• Exercise aim: Your task is to restate the data word for word.
================================
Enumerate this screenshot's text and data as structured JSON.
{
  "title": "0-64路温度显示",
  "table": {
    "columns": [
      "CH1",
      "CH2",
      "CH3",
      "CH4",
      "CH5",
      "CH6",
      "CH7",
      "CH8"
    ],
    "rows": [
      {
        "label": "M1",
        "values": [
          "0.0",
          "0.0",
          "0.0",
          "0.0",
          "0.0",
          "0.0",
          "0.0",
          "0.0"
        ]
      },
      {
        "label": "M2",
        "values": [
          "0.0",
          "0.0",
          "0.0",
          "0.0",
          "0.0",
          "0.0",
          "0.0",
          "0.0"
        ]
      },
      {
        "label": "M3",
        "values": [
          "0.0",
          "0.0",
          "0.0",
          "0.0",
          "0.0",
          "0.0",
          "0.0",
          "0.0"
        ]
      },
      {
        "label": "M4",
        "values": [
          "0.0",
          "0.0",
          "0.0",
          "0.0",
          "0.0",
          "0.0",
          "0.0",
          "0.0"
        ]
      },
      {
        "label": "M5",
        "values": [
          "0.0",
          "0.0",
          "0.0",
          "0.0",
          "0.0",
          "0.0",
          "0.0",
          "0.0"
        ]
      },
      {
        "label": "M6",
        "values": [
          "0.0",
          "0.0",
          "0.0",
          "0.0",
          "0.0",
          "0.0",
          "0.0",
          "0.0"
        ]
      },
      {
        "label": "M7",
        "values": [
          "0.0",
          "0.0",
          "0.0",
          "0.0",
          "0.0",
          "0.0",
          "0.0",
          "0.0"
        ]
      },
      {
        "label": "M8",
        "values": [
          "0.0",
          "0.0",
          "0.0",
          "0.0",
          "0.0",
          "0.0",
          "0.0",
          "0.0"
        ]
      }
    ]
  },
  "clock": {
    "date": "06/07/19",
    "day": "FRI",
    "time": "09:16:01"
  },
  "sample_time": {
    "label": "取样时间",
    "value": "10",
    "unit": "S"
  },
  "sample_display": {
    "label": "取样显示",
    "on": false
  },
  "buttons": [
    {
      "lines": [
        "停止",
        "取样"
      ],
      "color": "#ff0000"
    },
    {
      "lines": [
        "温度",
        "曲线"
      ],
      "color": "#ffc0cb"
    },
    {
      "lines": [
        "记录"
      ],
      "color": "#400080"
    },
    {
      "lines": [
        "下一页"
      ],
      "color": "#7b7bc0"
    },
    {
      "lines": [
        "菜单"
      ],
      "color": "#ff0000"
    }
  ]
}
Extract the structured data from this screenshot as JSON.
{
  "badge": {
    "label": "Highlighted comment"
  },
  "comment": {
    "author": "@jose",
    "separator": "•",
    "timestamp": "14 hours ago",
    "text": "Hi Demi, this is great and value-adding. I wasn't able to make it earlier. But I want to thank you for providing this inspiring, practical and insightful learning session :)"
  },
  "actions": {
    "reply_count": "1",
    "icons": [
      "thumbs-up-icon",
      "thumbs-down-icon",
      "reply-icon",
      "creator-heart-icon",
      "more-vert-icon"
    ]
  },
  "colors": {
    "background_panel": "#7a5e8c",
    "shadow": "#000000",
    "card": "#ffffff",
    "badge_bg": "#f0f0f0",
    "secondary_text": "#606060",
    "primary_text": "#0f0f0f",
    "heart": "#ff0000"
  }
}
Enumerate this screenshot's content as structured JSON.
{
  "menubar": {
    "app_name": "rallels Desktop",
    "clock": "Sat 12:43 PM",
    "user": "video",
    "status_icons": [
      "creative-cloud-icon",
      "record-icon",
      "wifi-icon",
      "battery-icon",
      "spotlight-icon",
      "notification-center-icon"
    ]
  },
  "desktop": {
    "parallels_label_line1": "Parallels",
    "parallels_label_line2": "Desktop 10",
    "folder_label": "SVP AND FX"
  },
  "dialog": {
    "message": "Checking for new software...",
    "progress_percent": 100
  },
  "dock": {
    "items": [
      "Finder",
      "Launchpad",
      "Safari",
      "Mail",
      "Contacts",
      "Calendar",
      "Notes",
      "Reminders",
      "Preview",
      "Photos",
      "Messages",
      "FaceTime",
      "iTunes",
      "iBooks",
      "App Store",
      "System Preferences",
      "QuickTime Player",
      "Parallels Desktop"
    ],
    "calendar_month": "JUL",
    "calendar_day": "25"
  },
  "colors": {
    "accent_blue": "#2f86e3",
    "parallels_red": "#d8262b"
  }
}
================================
• Written response:
Enumerate this screenshot's text and data as structured JSON.
{
  "title": "0-64路温度显示",
  "table": {
    "columns": [
      "CH1",
      "CH2",
      "CH3",
      "CH4",
      "CH5",
      "CH6",
      "CH7",
      "CH8"
    ],
    "rows": [
      {
        "label": "M1",
        "values": [
          "0.0",
          "0.0",
          "0.0",
          "0.0",
          "0.0",
          "0.0",
          "0.0",
          "0.0"
        ]
      },
      {
        "label": "M2",
        "values": [
          "0.0",
          "0.0",
          "0.0",
          "0.0",
          "0.0",
          "0.0",
          "0.0",
          "0.0"
        ]
      },
      {
        "label": "M3",
        "values": [
          "0.0",
          "0.0",
          "0.0",
          "0.0",
          "0.0",
          "0.0",
          "0.0",
          "0.0"
        ]
      },
      {
        "label": "M4",
        "values": [
          "0.0",
          "0.0",
          "0.0",
          "0.0",
          "0.0",
          "0.0",
          "0.0",
          "0.0"
        ]
      },
      {
        "label": "M5",
        "values": [
          "0.0",
          "0.0",
          "0.0",
          "0.0",
          "0.0",
          "0.0",
          "0.0",
          "0.0"
        ]
      },
      {
        "label": "M6",
        "values": [
          "0.0",
          "0.0",
          "0.0",
          "0.0",
          "0.0",
          "0.0",
          "0.0",
          "0.0"
        ]
      },
      {
        "label": "M7",
        "values": [
          "0.0",
          "0.0",
          "0.0",
          "0.0",
          "0.0",
          "0.0",
          "0.0",
          "0.0"
        ]
      },
      {
        "label": "M8",
        "values": [
          "0.0",
          "0.0",
          "0.0",
          "0.0",
          "0.0",
          "0.0",
          "0.0",
          "0.0"
        ]
      }
    ]
  },
  "clock": {
    "date": "06/07/19",
    "day": "FRI",
    "time": "09:16:01"
  },
  "sample_time": {
    "label": "取样时间",
    "value": "10",
    "unit": "S"
  },
  "sample_display": {
    "label": "取样显示",
    "on": false
  },
  "buttons": [
    {
      "lines": [
        "停止",
        "取样"
      ],
      "color": "#ff0000"
    },
    {
      "lines": [
        "温度",
        "曲线"
      ],
      "color": "#ffc0cb"
    },
    {
      "lines": [
        "记录"
      ],
      "color": "#400080"
    },
    {
      "lines": [
        "下一页"
      ],
      "color": "#7b7bc0"
    },
    {
      "lines": [
        "菜单"
      ],
      "color": "#ff0000"
    }
  ]
}
Extract the structured data from this screenshot as JSON.
{
  "badge": {
    "label": "Highlighted comment"
  },
  "comment": {
    "author": "@jose",
    "separator": "•",
    "timestamp": "14 hours ago",
    "text": "Hi Demi, this is great and value-adding. I wasn't able to make it earlier. But I want to thank you for providing this inspiring, practical and insightful learning session :)"
  },
  "actions": {
    "reply_count": "1",
    "icons": [
      "thumbs-up-icon",
      "thumbs-down-icon",
      "reply-icon",
      "creator-heart-icon",
      "more-vert-icon"
    ]
  },
  "colors": {
    "background_panel": "#7a5e8c",
    "shadow": "#000000",
    "card": "#ffffff",
    "badge_bg": "#f0f0f0",
    "secondary_text": "#606060",
    "primary_text": "#0f0f0f",
    "heart": "#ff0000"
  }
}
Enumerate this screenshot's content as structured JSON.
{
  "menubar": {
    "app_name": "rallels Desktop",
    "clock": "Sat 12:43 PM",
    "user": "video",
    "status_icons": [
      "creative-cloud-icon",
      "record-icon",
      "wifi-icon",
      "battery-icon",
      "spotlight-icon",
      "notification-center-icon"
    ]
  },
  "desktop": {
    "parallels_label_line1": "Parallels",
    "parallels_label_line2": "Desktop 10",
    "folder_label": "SVP AND FX"
  },
  "dialog": {
    "message": "Checking for new software...",
    "progress_percent": 100
  },
  "dock": {
    "items": [
      "Finder",
      "Launchpad",
      "Safari",
      "Mail",
      "Contacts",
      "Calendar",
      "Notes",
      "Reminders",
      "Preview",
      "Photos",
      "Messages",
      "FaceTime",
      "iTunes",
      "iBooks",
      "App Store",
      "System Preferences",
      "QuickTime Player",
      "Parallels Desktop"
    ],
    "calendar_month": "JUL",
    "calendar_day": "25"
  },
  "colors": {
    "accent_blue": "#2f86e3",
    "parallels_red": "#d8262b"
  }
}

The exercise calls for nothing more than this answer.